#### WHAT YOU NEED TO DO
Would you quote every entry exactly, dropping only the pictures?

#### SOURCE MATERIAL
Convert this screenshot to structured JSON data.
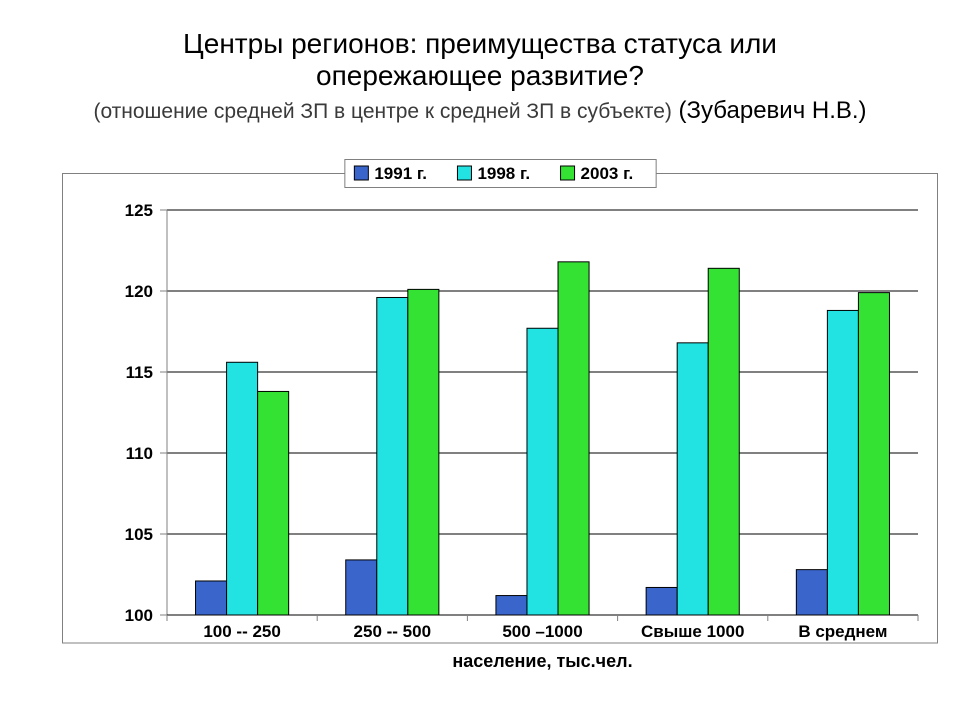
{
  "title": {
    "line1": "Центры регионов: преимущества статуса или",
    "line2": "опережающее развитие?",
    "sub_small": "(отношение средней ЗП в центре к средней ЗП в субъекте)",
    "author": " (Зубаревич Н.В.)"
  },
  "chart": {
    "type": "bar",
    "background_color": "#ffffff",
    "plot_border_color": "#808080",
    "grid_color": "#000000",
    "tick_color": "#808080",
    "ylim": [
      100,
      125
    ],
    "ytick_step": 5,
    "yticks": [
      100,
      105,
      110,
      115,
      120,
      125
    ],
    "xlabel": "население, тыс.чел.",
    "categories": [
      "100 -- 250",
      "250 --  500",
      "500 –1000",
      "Свыше 1000",
      "В среднем"
    ],
    "series": [
      {
        "name": "1991 г.",
        "color": "#3a66cc",
        "values": [
          102.1,
          103.4,
          101.2,
          101.7,
          102.8
        ]
      },
      {
        "name": "1998 г.",
        "color": "#22e2e2",
        "values": [
          115.6,
          119.6,
          117.7,
          116.8,
          118.8
        ]
      },
      {
        "name": "2003 г.",
        "color": "#33e233",
        "values": [
          113.8,
          120.1,
          121.8,
          121.4,
          119.9
        ]
      }
    ],
    "bar_border_color": "#000000",
    "title_fontsize": 28,
    "axis_fontsize": 17,
    "xlabel_fontsize": 18,
    "legend_fontsize": 17
  }
}
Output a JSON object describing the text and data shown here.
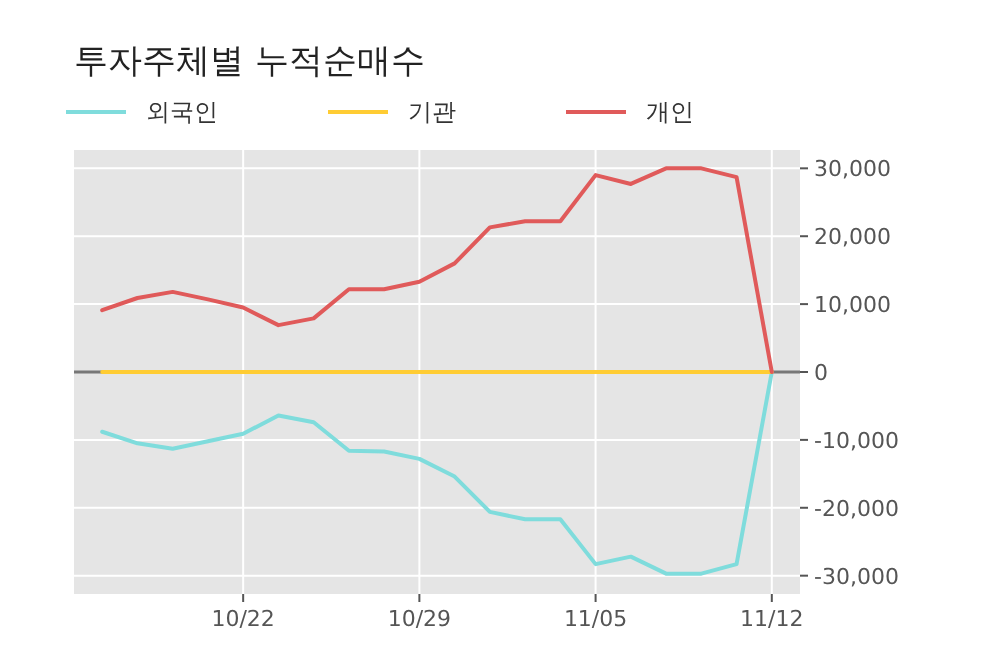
{
  "chart_data": {
    "type": "line",
    "title": "투자주체별 누적순매수",
    "categories": [
      null,
      null,
      null,
      null,
      "10/22",
      null,
      null,
      null,
      null,
      "10/29",
      null,
      null,
      null,
      null,
      "11/05",
      null,
      null,
      null,
      null,
      "11/12"
    ],
    "series": [
      {
        "name": "외국인",
        "color": "#7fdcdc",
        "values": [
          -8800,
          -10500,
          -11300,
          -10200,
          -9100,
          -6400,
          -7400,
          -11600,
          -11700,
          -12800,
          -15400,
          -20600,
          -21700,
          -21700,
          -28300,
          -27200,
          -29700,
          -29700,
          -28300,
          0
        ]
      },
      {
        "name": "기관",
        "color": "#ffcc33",
        "values": [
          0,
          0,
          0,
          0,
          0,
          0,
          0,
          0,
          0,
          0,
          0,
          0,
          0,
          0,
          0,
          0,
          0,
          0,
          0,
          0
        ]
      },
      {
        "name": "개인",
        "color": "#e05a5a",
        "values": [
          9100,
          10900,
          11800,
          10700,
          9500,
          6900,
          7900,
          12200,
          12200,
          13300,
          16000,
          21300,
          22200,
          22200,
          29000,
          27700,
          30000,
          30000,
          28700,
          0
        ]
      }
    ],
    "ylim": [
      -32700,
      32700
    ],
    "yticks": [
      {
        "value": -30000,
        "label": "-30,000"
      },
      {
        "value": -20000,
        "label": "-20,000"
      },
      {
        "value": -10000,
        "label": "-10,000"
      },
      0,
      {
        "value": 10000,
        "label": "10,000"
      },
      {
        "value": 20000,
        "label": "20,000"
      },
      {
        "value": 30000,
        "label": "30,000"
      }
    ],
    "ref_lines": [
      {
        "axis": "y",
        "value": 0,
        "color": "#777777"
      }
    ],
    "grid": true,
    "legend": "top left"
  }
}
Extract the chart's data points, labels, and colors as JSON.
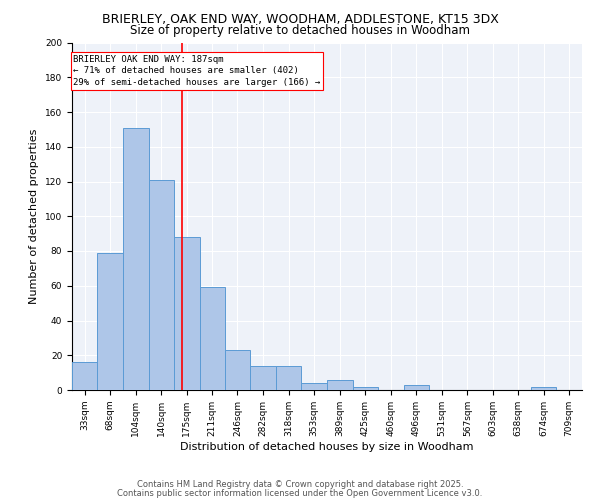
{
  "title1": "BRIERLEY, OAK END WAY, WOODHAM, ADDLESTONE, KT15 3DX",
  "title2": "Size of property relative to detached houses in Woodham",
  "xlabel": "Distribution of detached houses by size in Woodham",
  "ylabel": "Number of detached properties",
  "bar_edges": [
    33,
    68,
    104,
    140,
    175,
    211,
    246,
    282,
    318,
    353,
    389,
    425,
    460,
    496,
    531,
    567,
    603,
    638,
    674,
    709,
    745
  ],
  "bar_heights": [
    16,
    79,
    151,
    121,
    88,
    59,
    23,
    14,
    14,
    4,
    6,
    2,
    0,
    3,
    0,
    0,
    0,
    0,
    2,
    0
  ],
  "bar_color": "#aec6e8",
  "bar_edgecolor": "#5b9bd5",
  "vline_x": 187,
  "vline_color": "red",
  "annotation_text": "BRIERLEY OAK END WAY: 187sqm\n← 71% of detached houses are smaller (402)\n29% of semi-detached houses are larger (166) →",
  "annotation_box_color": "white",
  "annotation_box_edgecolor": "red",
  "ylim": [
    0,
    200
  ],
  "yticks": [
    0,
    20,
    40,
    60,
    80,
    100,
    120,
    140,
    160,
    180,
    200
  ],
  "footer1": "Contains HM Land Registry data © Crown copyright and database right 2025.",
  "footer2": "Contains public sector information licensed under the Open Government Licence v3.0.",
  "bg_color": "#eef2f9",
  "grid_color": "white",
  "title_fontsize": 9,
  "subtitle_fontsize": 8.5,
  "axis_label_fontsize": 8,
  "tick_fontsize": 6.5,
  "annotation_fontsize": 6.5,
  "footer_fontsize": 6
}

#### IN RESPONSE
Convert this screenshot to structured JSON data.
{
  "title": {
    "line1": "Центры регионов: преимущества статуса или",
    "line2": "опережающее развитие?",
    "sub_small": "(отношение средней ЗП в центре к средней ЗП в субъекте)",
    "author": " (Зубаревич Н.В.)"
  },
  "chart": {
    "type": "bar",
    "background_color": "#ffffff",
    "plot_border_color": "#808080",
    "grid_color": "#000000",
    "tick_color": "#808080",
    "ylim": [
      100,
      125
    ],
    "ytick_step": 5,
    "yticks": [
      100,
      105,
      110,
      115,
      120,
      125
    ],
    "xlabel": "население, тыс.чел.",
    "categories": [
      "100 -- 250",
      "250 --  500",
      "500 –1000",
      "Свыше 1000",
      "В среднем"
    ],
    "series": [
      {
        "name": "1991 г.",
        "color": "#3a66cc",
        "values": [
          102.1,
          103.4,
          101.2,
          101.7,
          102.8
        ]
      },
      {
        "name": "1998 г.",
        "color": "#22e2e2",
        "values": [
          115.6,
          119.6,
          117.7,
          116.8,
          118.8
        ]
      },
      {
        "name": "2003 г.",
        "color": "#33e233",
        "values": [
          113.8,
          120.1,
          121.8,
          121.4,
          119.9
        ]
      }
    ],
    "bar_border_color": "#000000",
    "title_fontsize": 28,
    "axis_fontsize": 17,
    "xlabel_fontsize": 18,
    "legend_fontsize": 17
  }
}
Output a JSON object describing the text and data shown here.
{
  "chart_data": {
    "type": "line",
    "title": "투자주체별 누적순매수",
    "categories": [
      null,
      null,
      null,
      null,
      "10/22",
      null,
      null,
      null,
      null,
      "10/29",
      null,
      null,
      null,
      null,
      "11/05",
      null,
      null,
      null,
      null,
      "11/12"
    ],
    "series": [
      {
        "name": "외국인",
        "color": "#7fdcdc",
        "values": [
          -8800,
          -10500,
          -11300,
          -10200,
          -9100,
          -6400,
          -7400,
          -11600,
          -11700,
          -12800,
          -15400,
          -20600,
          -21700,
          -21700,
          -28300,
          -27200,
          -29700,
          -29700,
          -28300,
          0
        ]
      },
      {
        "name": "기관",
        "color": "#ffcc33",
        "values": [
          0,
          0,
          0,
          0,
          0,
          0,
          0,
          0,
          0,
          0,
          0,
          0,
          0,
          0,
          0,
          0,
          0,
          0,
          0,
          0
        ]
      },
      {
        "name": "개인",
        "color": "#e05a5a",
        "values": [
          9100,
          10900,
          11800,
          10700,
          9500,
          6900,
          7900,
          12200,
          12200,
          13300,
          16000,
          21300,
          22200,
          22200,
          29000,
          27700,
          30000,
          30000,
          28700,
          0
        ]
      }
    ],
    "ylim": [
      -32700,
      32700
    ],
    "yticks": [
      {
        "value": -30000,
        "label": "-30,000"
      },
      {
        "value": -20000,
        "label": "-20,000"
      },
      {
        "value": -10000,
        "label": "-10,000"
      },
      0,
      {
        "value": 10000,
        "label": "10,000"
      },
      {
        "value": 20000,
        "label": "20,000"
      },
      {
        "value": 30000,
        "label": "30,000"
      }
    ],
    "ref_lines": [
      {
        "axis": "y",
        "value": 0,
        "color": "#777777"
      }
    ],
    "grid": true,
    "legend": "top left"
  }
}
Extract the chart's data points, labels, and colors as JSON.
{
  "title1": "BRIERLEY, OAK END WAY, WOODHAM, ADDLESTONE, KT15 3DX",
  "title2": "Size of property relative to detached houses in Woodham",
  "xlabel": "Distribution of detached houses by size in Woodham",
  "ylabel": "Number of detached properties",
  "bar_edges": [
    33,
    68,
    104,
    140,
    175,
    211,
    246,
    282,
    318,
    353,
    389,
    425,
    460,
    496,
    531,
    567,
    603,
    638,
    674,
    709,
    745
  ],
  "bar_heights": [
    16,
    79,
    151,
    121,
    88,
    59,
    23,
    14,
    14,
    4,
    6,
    2,
    0,
    3,
    0,
    0,
    0,
    0,
    2,
    0
  ],
  "bar_color": "#aec6e8",
  "bar_edgecolor": "#5b9bd5",
  "vline_x": 187,
  "vline_color": "red",
  "annotation_text": "BRIERLEY OAK END WAY: 187sqm\n← 71% of detached houses are smaller (402)\n29% of semi-detached houses are larger (166) →",
  "annotation_box_color": "white",
  "annotation_box_edgecolor": "red",
  "ylim": [
    0,
    200
  ],
  "yticks": [
    0,
    20,
    40,
    60,
    80,
    100,
    120,
    140,
    160,
    180,
    200
  ],
  "footer1": "Contains HM Land Registry data © Crown copyright and database right 2025.",
  "footer2": "Contains public sector information licensed under the Open Government Licence v3.0.",
  "bg_color": "#eef2f9",
  "grid_color": "white",
  "title_fontsize": 9,
  "subtitle_fontsize": 8.5,
  "axis_label_fontsize": 8,
  "tick_fontsize": 6.5,
  "annotation_fontsize": 6.5,
  "footer_fontsize": 6
}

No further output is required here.